• [PROVIDED RECORDS]
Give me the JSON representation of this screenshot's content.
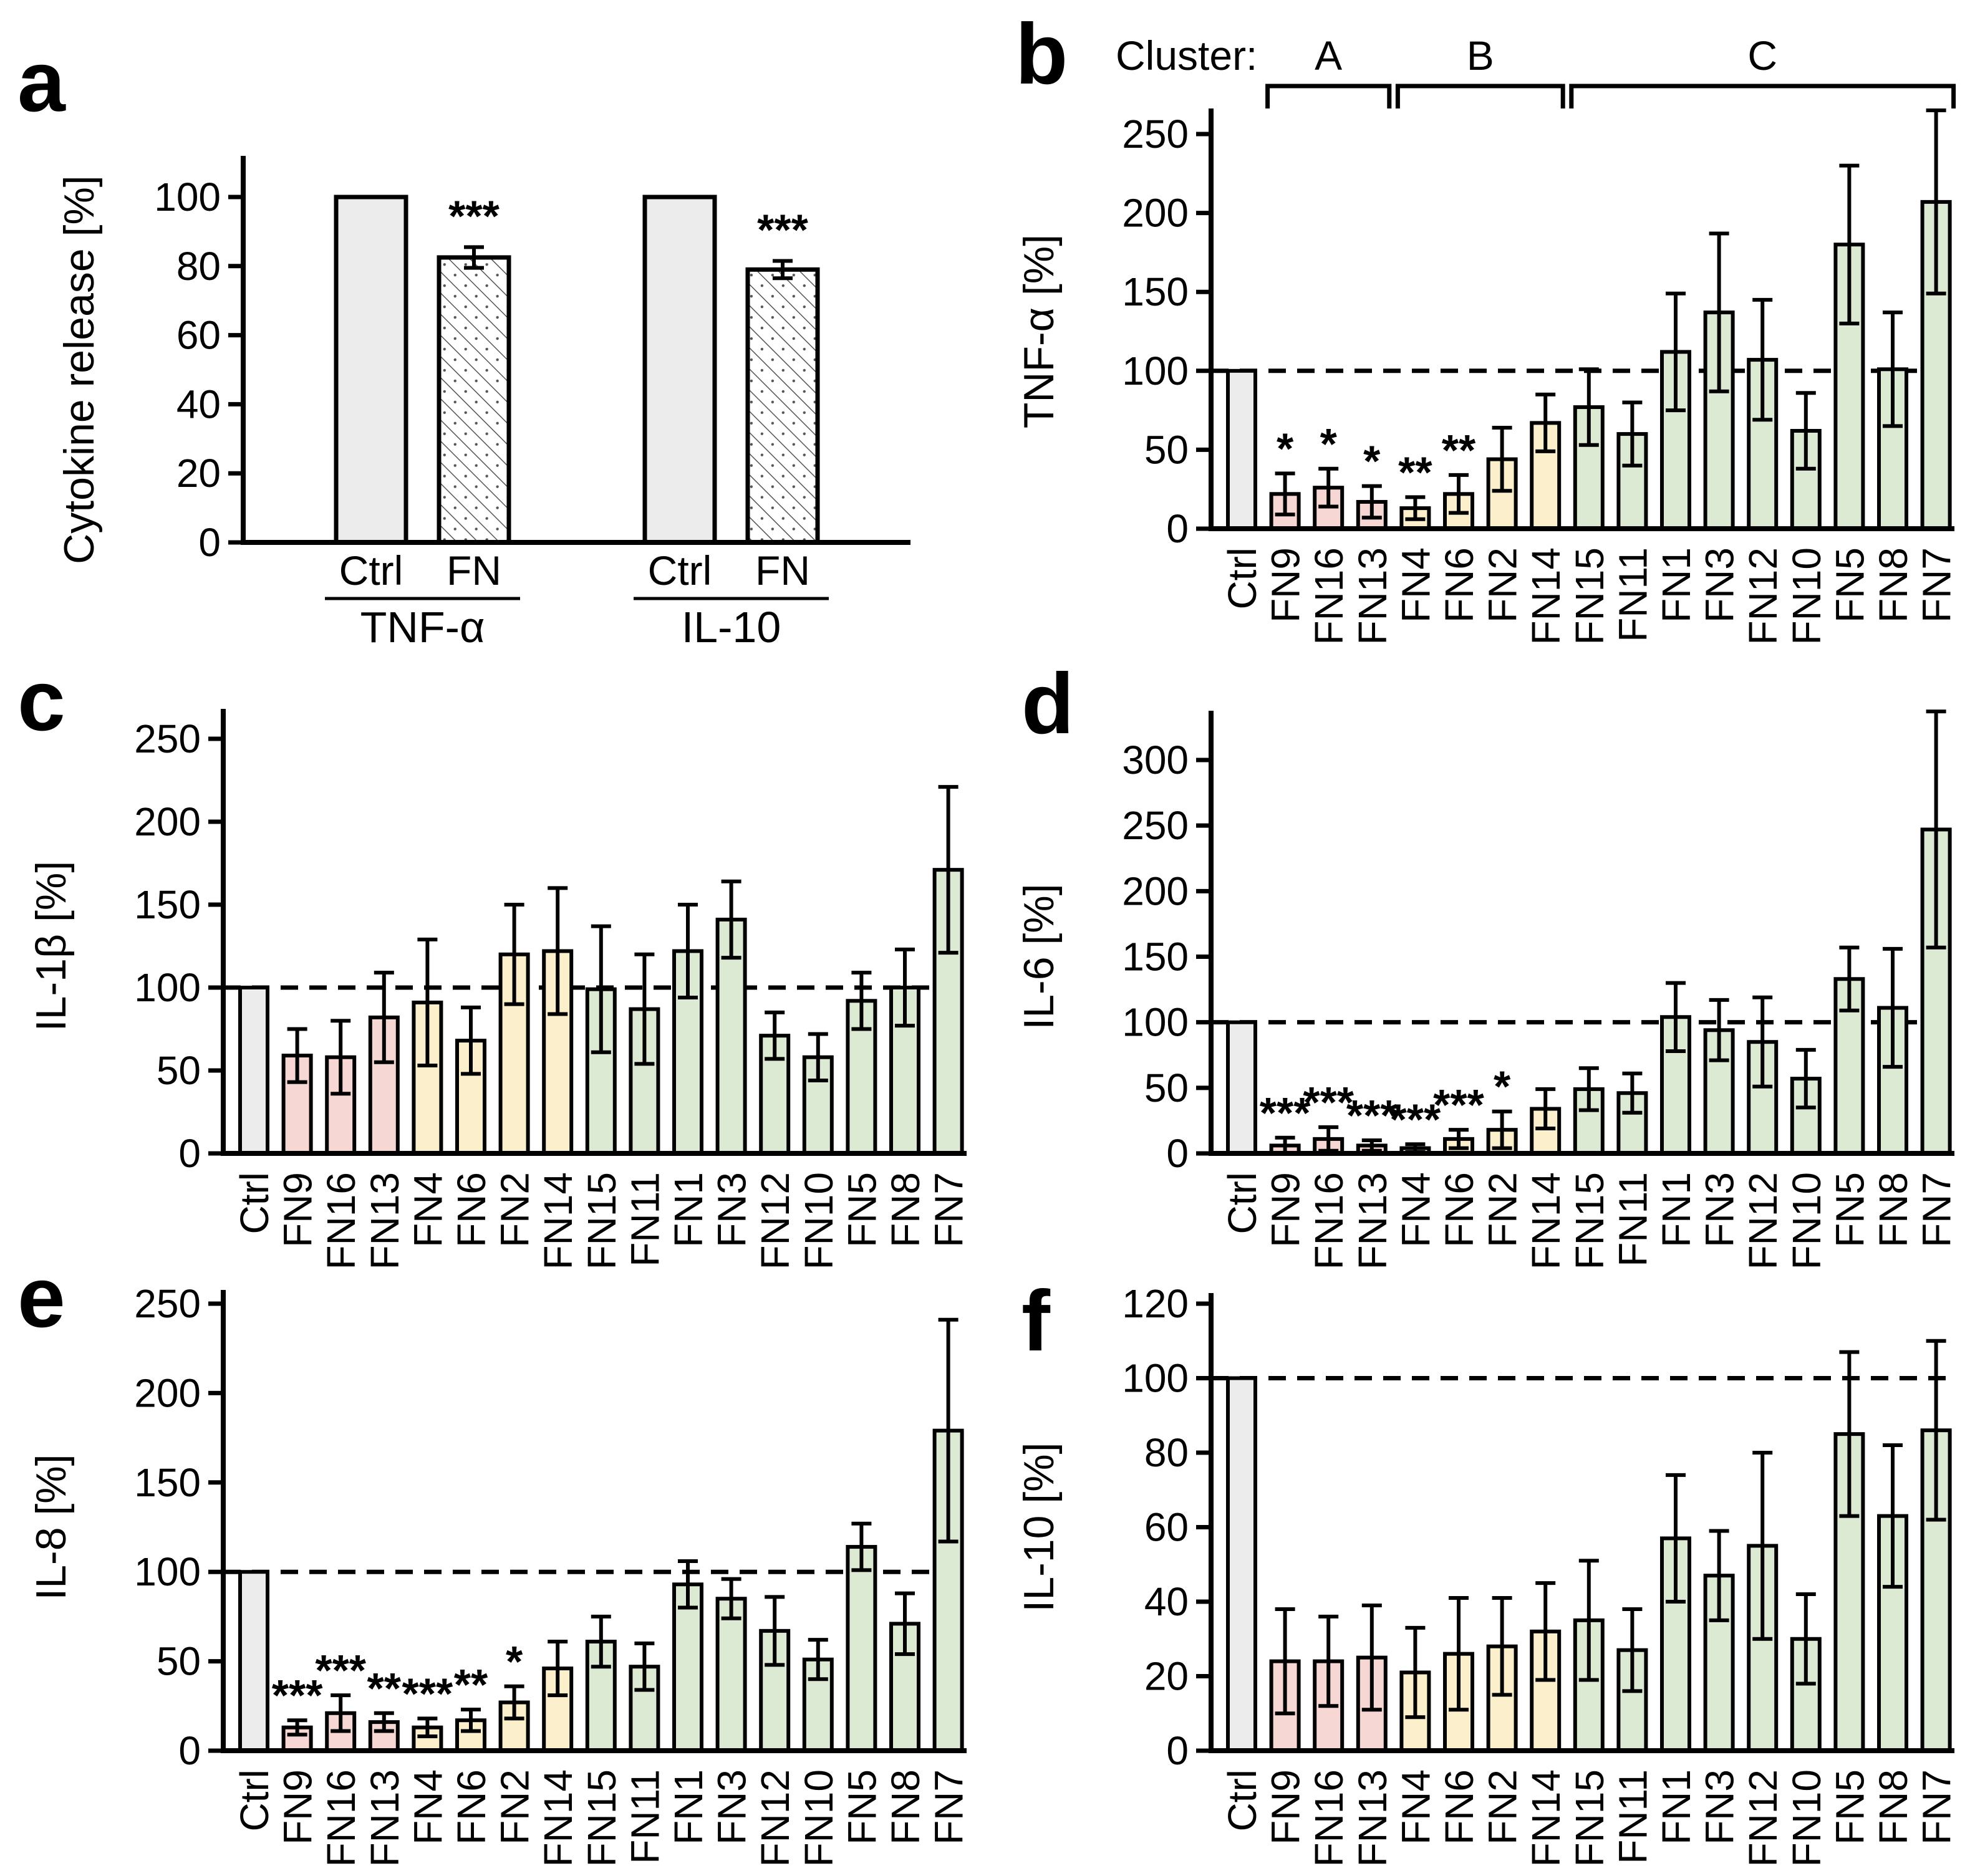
{
  "style": {
    "background": "#ffffff",
    "bar_outline": "#000000",
    "axis_color": "#000000",
    "hatch_color": "#555555",
    "palette": {
      "ctrl": "#ececec",
      "A": "#f6d7d3",
      "B": "#fbf0cb",
      "C": "#dcead3"
    }
  },
  "categories": [
    "Ctrl",
    "FN9",
    "FN16",
    "FN13",
    "FN4",
    "FN6",
    "FN2",
    "FN14",
    "FN15",
    "FN11",
    "FN1",
    "FN3",
    "FN12",
    "FN10",
    "FN5",
    "FN8",
    "FN7"
  ],
  "clusters": [
    "ctrl",
    "A",
    "A",
    "A",
    "B",
    "B",
    "B",
    "B",
    "C",
    "C",
    "C",
    "C",
    "C",
    "C",
    "C",
    "C",
    "C"
  ],
  "chart_data": [
    {
      "id": "a",
      "letter": "a",
      "type": "grouped-bar",
      "ylabel": "Cytokine release [%]",
      "yticks": [
        0,
        20,
        40,
        60,
        80,
        100
      ],
      "groups": [
        {
          "label": "TNF-α",
          "bars": [
            {
              "label": "Ctrl",
              "value": 100,
              "err": 0,
              "sig": "",
              "fill": "ctrl"
            },
            {
              "label": "FN",
              "value": 82.5,
              "err": 3,
              "sig": "***",
              "fill": "hatch"
            }
          ]
        },
        {
          "label": "IL-10",
          "bars": [
            {
              "label": "Ctrl",
              "value": 100,
              "err": 0,
              "sig": "",
              "fill": "ctrl"
            },
            {
              "label": "FN",
              "value": 79,
              "err": 2.5,
              "sig": "***",
              "fill": "hatch"
            }
          ]
        }
      ]
    },
    {
      "id": "b",
      "letter": "b",
      "type": "bar",
      "ylabel": "TNF-α [%]",
      "yticks": [
        0,
        50,
        100,
        150,
        200,
        250
      ],
      "reference_line": 100,
      "values": [
        100,
        22,
        26,
        17,
        13,
        22,
        44,
        67,
        77,
        60,
        112,
        137,
        107,
        62,
        180,
        101,
        207
      ],
      "errors": [
        0,
        13,
        12,
        10,
        7,
        12,
        20,
        18,
        24,
        20,
        37,
        50,
        38,
        24,
        50,
        36,
        58
      ],
      "sig": [
        "",
        "*",
        "*",
        "*",
        "**",
        "**",
        "",
        "",
        "",
        "",
        "",
        "",
        "",
        "",
        "",
        "",
        ""
      ],
      "cluster_header": {
        "label": "Cluster:",
        "brackets": [
          {
            "name": "A",
            "from": 1,
            "to": 3
          },
          {
            "name": "B",
            "from": 4,
            "to": 7
          },
          {
            "name": "C",
            "from": 8,
            "to": 16
          }
        ]
      }
    },
    {
      "id": "c",
      "letter": "c",
      "type": "bar",
      "ylabel": "IL-1β [%]",
      "yticks": [
        0,
        50,
        100,
        150,
        200,
        250
      ],
      "reference_line": 100,
      "values": [
        100,
        59,
        58,
        82,
        91,
        68,
        120,
        122,
        99,
        87,
        122,
        141,
        71,
        58,
        92,
        100,
        171
      ],
      "errors": [
        0,
        16,
        22,
        27,
        38,
        20,
        30,
        38,
        38,
        33,
        28,
        23,
        14,
        14,
        17,
        23,
        50
      ],
      "sig": [
        "",
        "",
        "",
        "",
        "",
        "",
        "",
        "",
        "",
        "",
        "",
        "",
        "",
        "",
        "",
        "",
        ""
      ]
    },
    {
      "id": "d",
      "letter": "d",
      "type": "bar",
      "ylabel": "IL-6 [%]",
      "yticks": [
        0,
        50,
        100,
        150,
        200,
        250,
        300
      ],
      "reference_line": 100,
      "values": [
        100,
        6,
        11,
        6,
        4,
        11,
        18,
        34,
        49,
        46,
        104,
        94,
        85,
        57,
        133,
        111,
        247
      ],
      "errors": [
        0,
        6,
        9,
        4,
        3,
        7,
        14,
        15,
        16,
        15,
        26,
        23,
        34,
        22,
        24,
        45,
        90
      ],
      "sig": [
        "",
        "***",
        "***",
        "***",
        "***",
        "***",
        "*",
        "",
        "",
        "",
        "",
        "",
        "",
        "",
        "",
        "",
        ""
      ]
    },
    {
      "id": "e",
      "letter": "e",
      "type": "bar",
      "ylabel": "IL-8 [%]",
      "yticks": [
        0,
        50,
        100,
        150,
        200,
        250
      ],
      "reference_line": 100,
      "values": [
        100,
        13,
        21,
        16,
        13,
        17,
        27,
        46,
        61,
        47,
        93,
        85,
        67,
        51,
        114,
        71,
        179
      ],
      "errors": [
        0,
        4,
        10,
        5,
        5,
        6,
        9,
        15,
        14,
        13,
        13,
        11,
        19,
        11,
        13,
        17,
        62
      ],
      "sig": [
        "",
        "***",
        "***",
        "**",
        "***",
        "**",
        "*",
        "",
        "",
        "",
        "",
        "",
        "",
        "",
        "",
        "",
        ""
      ]
    },
    {
      "id": "f",
      "letter": "f",
      "type": "bar",
      "ylabel": "IL-10 [%]",
      "yticks": [
        0,
        20,
        40,
        60,
        80,
        100,
        120
      ],
      "reference_line": 100,
      "values": [
        100,
        24,
        24,
        25,
        21,
        26,
        28,
        32,
        35,
        27,
        57,
        47,
        55,
        30,
        85,
        63,
        86
      ],
      "errors": [
        0,
        14,
        12,
        14,
        12,
        15,
        13,
        13,
        16,
        11,
        17,
        12,
        25,
        12,
        22,
        19,
        24
      ],
      "sig": [
        "",
        "",
        "",
        "",
        "",
        "",
        "",
        "",
        "",
        "",
        "",
        "",
        "",
        "",
        "",
        "",
        ""
      ]
    }
  ]
}
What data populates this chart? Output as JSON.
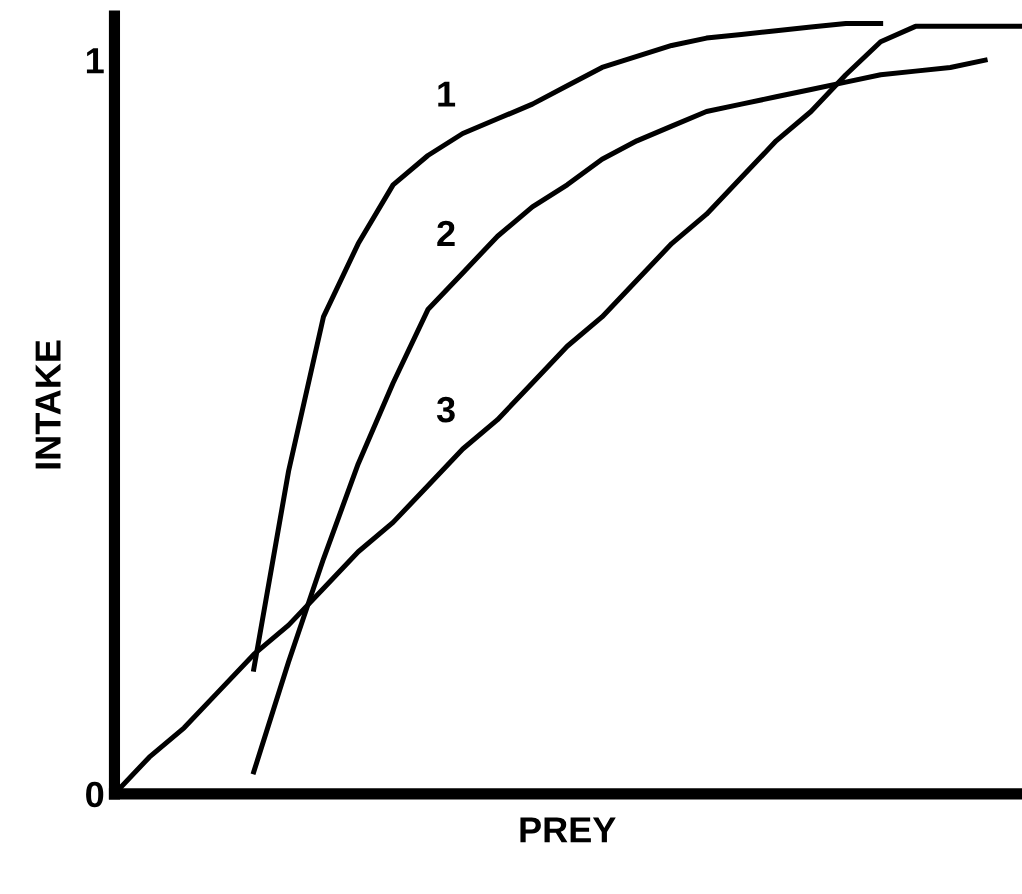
{
  "chart_data": {
    "type": "line",
    "xlabel": "PREY",
    "ylabel": "INTAKE",
    "categories": [
      null,
      null,
      null,
      null,
      null,
      null,
      null,
      null,
      null,
      null,
      null,
      null,
      null,
      null,
      null,
      null,
      null,
      null,
      null,
      null,
      null,
      null,
      null,
      null,
      null,
      null,
      null
    ],
    "series": [
      {
        "name": "1",
        "color": "#000000",
        "values": [
          null,
          null,
          null,
          null,
          0.17,
          0.44,
          0.65,
          0.75,
          0.83,
          0.87,
          0.9,
          0.92,
          0.94,
          0.965,
          0.99,
          1.005,
          1.02,
          1.03,
          1.035,
          1.04,
          1.045,
          1.05,
          1.05,
          null,
          null,
          null,
          null
        ]
      },
      {
        "name": "2",
        "color": "#000000",
        "values": [
          null,
          null,
          null,
          null,
          0.03,
          0.18,
          0.32,
          0.45,
          0.56,
          0.66,
          0.71,
          0.76,
          0.8,
          0.83,
          0.865,
          0.89,
          0.91,
          0.93,
          0.94,
          0.95,
          0.96,
          0.97,
          0.98,
          0.985,
          0.99,
          1.0,
          null
        ]
      },
      {
        "name": "3",
        "color": "#000000",
        "values": [
          0,
          0.05,
          0.09,
          0.14,
          0.19,
          0.23,
          0.28,
          0.33,
          0.37,
          0.42,
          0.47,
          0.51,
          0.56,
          0.61,
          0.65,
          0.7,
          0.75,
          0.79,
          0.84,
          0.89,
          0.93,
          0.98,
          1.025,
          1.046,
          1.046,
          1.046,
          1.046
        ]
      }
    ],
    "ylim": [
      0,
      1.06
    ],
    "yticks": [
      0,
      1
    ],
    "tick_labels": "y",
    "grid": false,
    "legend": false,
    "marker": "none",
    "line_style": "solid"
  }
}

• [WHAT THE TASK REQUIRES]
Transcribe every entry word for word, but omit the pictures.

• [ANSWER]
Give me the JSON representation of this screenshot's content.
{
  "style": {
    "background": "#ffffff",
    "bar_outline": "#000000",
    "axis_color": "#000000",
    "hatch_color": "#555555",
    "palette": {
      "ctrl": "#ececec",
      "A": "#f6d7d3",
      "B": "#fbf0cb",
      "C": "#dcead3"
    }
  },
  "categories": [
    "Ctrl",
    "FN9",
    "FN16",
    "FN13",
    "FN4",
    "FN6",
    "FN2",
    "FN14",
    "FN15",
    "FN11",
    "FN1",
    "FN3",
    "FN12",
    "FN10",
    "FN5",
    "FN8",
    "FN7"
  ],
  "clusters": [
    "ctrl",
    "A",
    "A",
    "A",
    "B",
    "B",
    "B",
    "B",
    "C",
    "C",
    "C",
    "C",
    "C",
    "C",
    "C",
    "C",
    "C"
  ],
  "chart_data": [
    {
      "id": "a",
      "letter": "a",
      "type": "grouped-bar",
      "ylabel": "Cytokine release [%]",
      "yticks": [
        0,
        20,
        40,
        60,
        80,
        100
      ],
      "groups": [
        {
          "label": "TNF-α",
          "bars": [
            {
              "label": "Ctrl",
              "value": 100,
              "err": 0,
              "sig": "",
              "fill": "ctrl"
            },
            {
              "label": "FN",
              "value": 82.5,
              "err": 3,
              "sig": "***",
              "fill": "hatch"
            }
          ]
        },
        {
          "label": "IL-10",
          "bars": [
            {
              "label": "Ctrl",
              "value": 100,
              "err": 0,
              "sig": "",
              "fill": "ctrl"
            },
            {
              "label": "FN",
              "value": 79,
              "err": 2.5,
              "sig": "***",
              "fill": "hatch"
            }
          ]
        }
      ]
    },
    {
      "id": "b",
      "letter": "b",
      "type": "bar",
      "ylabel": "TNF-α [%]",
      "yticks": [
        0,
        50,
        100,
        150,
        200,
        250
      ],
      "reference_line": 100,
      "values": [
        100,
        22,
        26,
        17,
        13,
        22,
        44,
        67,
        77,
        60,
        112,
        137,
        107,
        62,
        180,
        101,
        207
      ],
      "errors": [
        0,
        13,
        12,
        10,
        7,
        12,
        20,
        18,
        24,
        20,
        37,
        50,
        38,
        24,
        50,
        36,
        58
      ],
      "sig": [
        "",
        "*",
        "*",
        "*",
        "**",
        "**",
        "",
        "",
        "",
        "",
        "",
        "",
        "",
        "",
        "",
        "",
        ""
      ],
      "cluster_header": {
        "label": "Cluster:",
        "brackets": [
          {
            "name": "A",
            "from": 1,
            "to": 3
          },
          {
            "name": "B",
            "from": 4,
            "to": 7
          },
          {
            "name": "C",
            "from": 8,
            "to": 16
          }
        ]
      }
    },
    {
      "id": "c",
      "letter": "c",
      "type": "bar",
      "ylabel": "IL-1β [%]",
      "yticks": [
        0,
        50,
        100,
        150,
        200,
        250
      ],
      "reference_line": 100,
      "values": [
        100,
        59,
        58,
        82,
        91,
        68,
        120,
        122,
        99,
        87,
        122,
        141,
        71,
        58,
        92,
        100,
        171
      ],
      "errors": [
        0,
        16,
        22,
        27,
        38,
        20,
        30,
        38,
        38,
        33,
        28,
        23,
        14,
        14,
        17,
        23,
        50
      ],
      "sig": [
        "",
        "",
        "",
        "",
        "",
        "",
        "",
        "",
        "",
        "",
        "",
        "",
        "",
        "",
        "",
        "",
        ""
      ]
    },
    {
      "id": "d",
      "letter": "d",
      "type": "bar",
      "ylabel": "IL-6 [%]",
      "yticks": [
        0,
        50,
        100,
        150,
        200,
        250,
        300
      ],
      "reference_line": 100,
      "values": [
        100,
        6,
        11,
        6,
        4,
        11,
        18,
        34,
        49,
        46,
        104,
        94,
        85,
        57,
        133,
        111,
        247
      ],
      "errors": [
        0,
        6,
        9,
        4,
        3,
        7,
        14,
        15,
        16,
        15,
        26,
        23,
        34,
        22,
        24,
        45,
        90
      ],
      "sig": [
        "",
        "***",
        "***",
        "***",
        "***",
        "***",
        "*",
        "",
        "",
        "",
        "",
        "",
        "",
        "",
        "",
        "",
        ""
      ]
    },
    {
      "id": "e",
      "letter": "e",
      "type": "bar",
      "ylabel": "IL-8 [%]",
      "yticks": [
        0,
        50,
        100,
        150,
        200,
        250
      ],
      "reference_line": 100,
      "values": [
        100,
        13,
        21,
        16,
        13,
        17,
        27,
        46,
        61,
        47,
        93,
        85,
        67,
        51,
        114,
        71,
        179
      ],
      "errors": [
        0,
        4,
        10,
        5,
        5,
        6,
        9,
        15,
        14,
        13,
        13,
        11,
        19,
        11,
        13,
        17,
        62
      ],
      "sig": [
        "",
        "***",
        "***",
        "**",
        "***",
        "**",
        "*",
        "",
        "",
        "",
        "",
        "",
        "",
        "",
        "",
        "",
        ""
      ]
    },
    {
      "id": "f",
      "letter": "f",
      "type": "bar",
      "ylabel": "IL-10 [%]",
      "yticks": [
        0,
        20,
        40,
        60,
        80,
        100,
        120
      ],
      "reference_line": 100,
      "values": [
        100,
        24,
        24,
        25,
        21,
        26,
        28,
        32,
        35,
        27,
        57,
        47,
        55,
        30,
        85,
        63,
        86
      ],
      "errors": [
        0,
        14,
        12,
        14,
        12,
        15,
        13,
        13,
        16,
        11,
        17,
        12,
        25,
        12,
        22,
        19,
        24
      ],
      "sig": [
        "",
        "",
        "",
        "",
        "",
        "",
        "",
        "",
        "",
        "",
        "",
        "",
        "",
        "",
        "",
        "",
        ""
      ]
    }
  ]
}
What data populates this chart? Output as JSON.
{
  "chart_data": {
    "type": "line",
    "xlabel": "PREY",
    "ylabel": "INTAKE",
    "categories": [
      null,
      null,
      null,
      null,
      null,
      null,
      null,
      null,
      null,
      null,
      null,
      null,
      null,
      null,
      null,
      null,
      null,
      null,
      null,
      null,
      null,
      null,
      null,
      null,
      null,
      null,
      null
    ],
    "series": [
      {
        "name": "1",
        "color": "#000000",
        "values": [
          null,
          null,
          null,
          null,
          0.17,
          0.44,
          0.65,
          0.75,
          0.83,
          0.87,
          0.9,
          0.92,
          0.94,
          0.965,
          0.99,
          1.005,
          1.02,
          1.03,
          1.035,
          1.04,
          1.045,
          1.05,
          1.05,
          null,
          null,
          null,
          null
        ]
      },
      {
        "name": "2",
        "color": "#000000",
        "values": [
          null,
          null,
          null,
          null,
          0.03,
          0.18,
          0.32,
          0.45,
          0.56,
          0.66,
          0.71,
          0.76,
          0.8,
          0.83,
          0.865,
          0.89,
          0.91,
          0.93,
          0.94,
          0.95,
          0.96,
          0.97,
          0.98,
          0.985,
          0.99,
          1.0,
          null
        ]
      },
      {
        "name": "3",
        "color": "#000000",
        "values": [
          0,
          0.05,
          0.09,
          0.14,
          0.19,
          0.23,
          0.28,
          0.33,
          0.37,
          0.42,
          0.47,
          0.51,
          0.56,
          0.61,
          0.65,
          0.7,
          0.75,
          0.79,
          0.84,
          0.89,
          0.93,
          0.98,
          1.025,
          1.046,
          1.046,
          1.046,
          1.046
        ]
      }
    ],
    "ylim": [
      0,
      1.06
    ],
    "yticks": [
      0,
      1
    ],
    "tick_labels": "y",
    "grid": false,
    "legend": false,
    "marker": "none",
    "line_style": "solid"
  }
}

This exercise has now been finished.